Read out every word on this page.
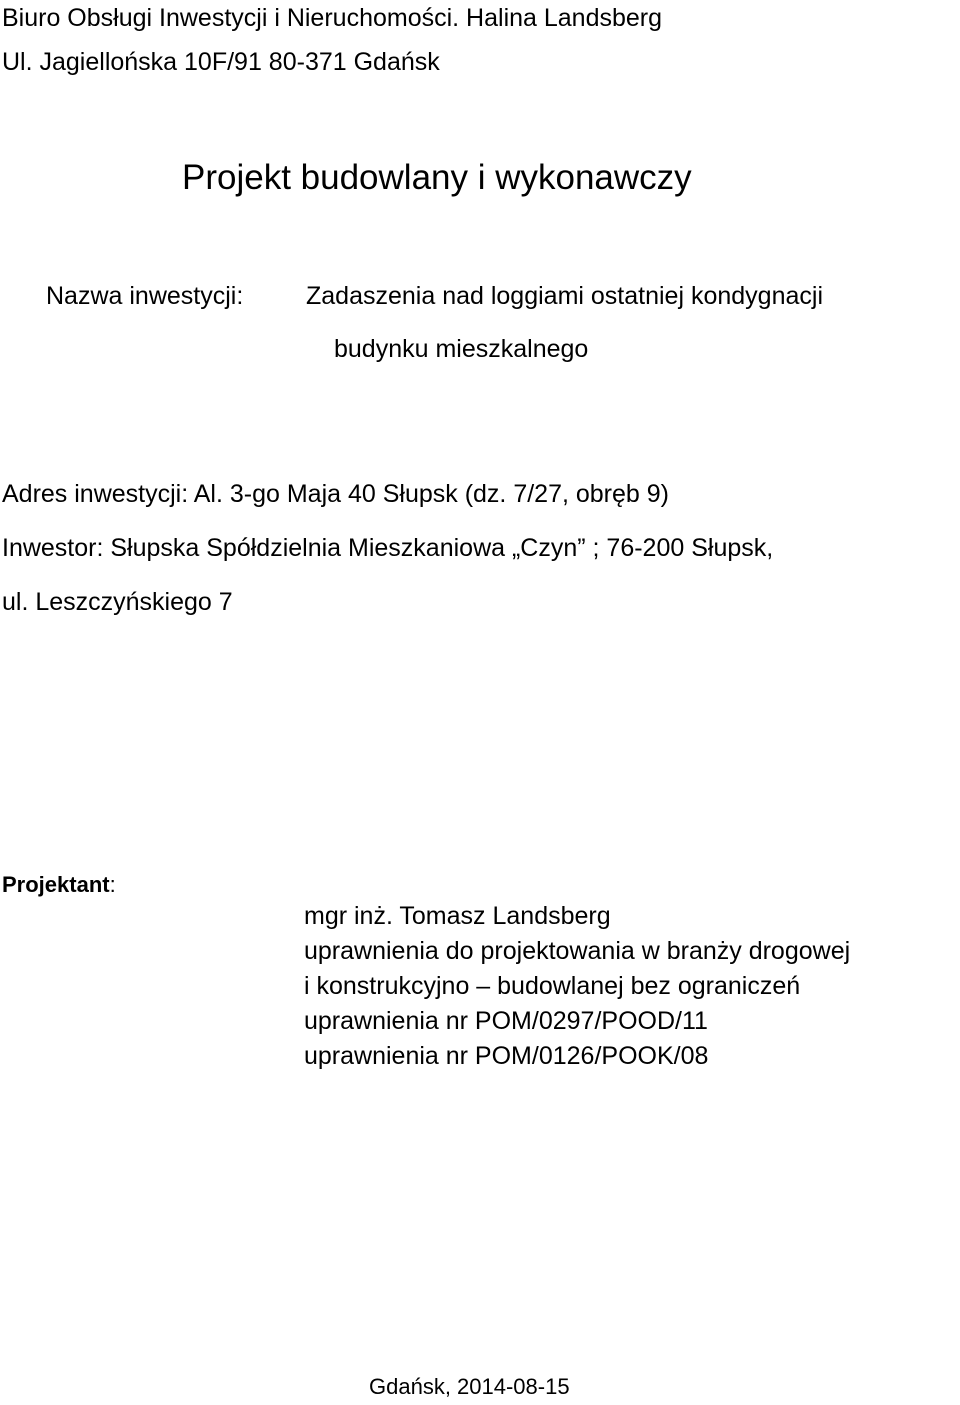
Biuro Obsługi Inwestycji i Nieruchomości. Halina Landsberg
Ul. Jagiellońska 10F/91 80-371 Gdańsk
Projekt budowlany i wykonawczy
Nazwa inwestycji:	Zadaszenia nad loggiami ostatniej kondygnacji
budynku mieszkalnego
Adres inwestycji: Al. 3-go Maja 40 Słupsk (dz. 7/27, obręb 9)
Inwestor: Słupska Spółdzielnia Mieszkaniowa „Czyn” ; 76-200 Słupsk,
ul. Leszczyńskiego 7
Projektant:
mgr inż. Tomasz Landsberg
uprawnienia do projektowania w branży drogowej
i konstrukcyjno – budowlanej bez ograniczeń
uprawnienia nr POM/0297/POOD/11
uprawnienia nr POM/0126/POOK/08
Gdańsk, 2014-08-15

Set task :: Leave out the pictures and give the rest of the records again exactly.

The answer ::
Read out every word on this page.
Biuro Obsługi Inwestycji i Nieruchomości. Halina Landsberg
Ul. Jagiellońska 10F/91 80-371 Gdańsk
Projekt budowlany i wykonawczy
Nazwa inwestycji:	Zadaszenia nad loggiami ostatniej kondygnacji
budynku mieszkalnego
Adres inwestycji: Al. 3-go Maja 40 Słupsk (dz. 7/27, obręb 9)
Inwestor: Słupska Spółdzielnia Mieszkaniowa „Czyn” ; 76-200 Słupsk,
ul. Leszczyńskiego 7
Projektant:
mgr inż. Tomasz Landsberg
uprawnienia do projektowania w branży drogowej
i konstrukcyjno – budowlanej bez ograniczeń
uprawnienia nr POM/0297/POOD/11
uprawnienia nr POM/0126/POOK/08
Gdańsk, 2014-08-15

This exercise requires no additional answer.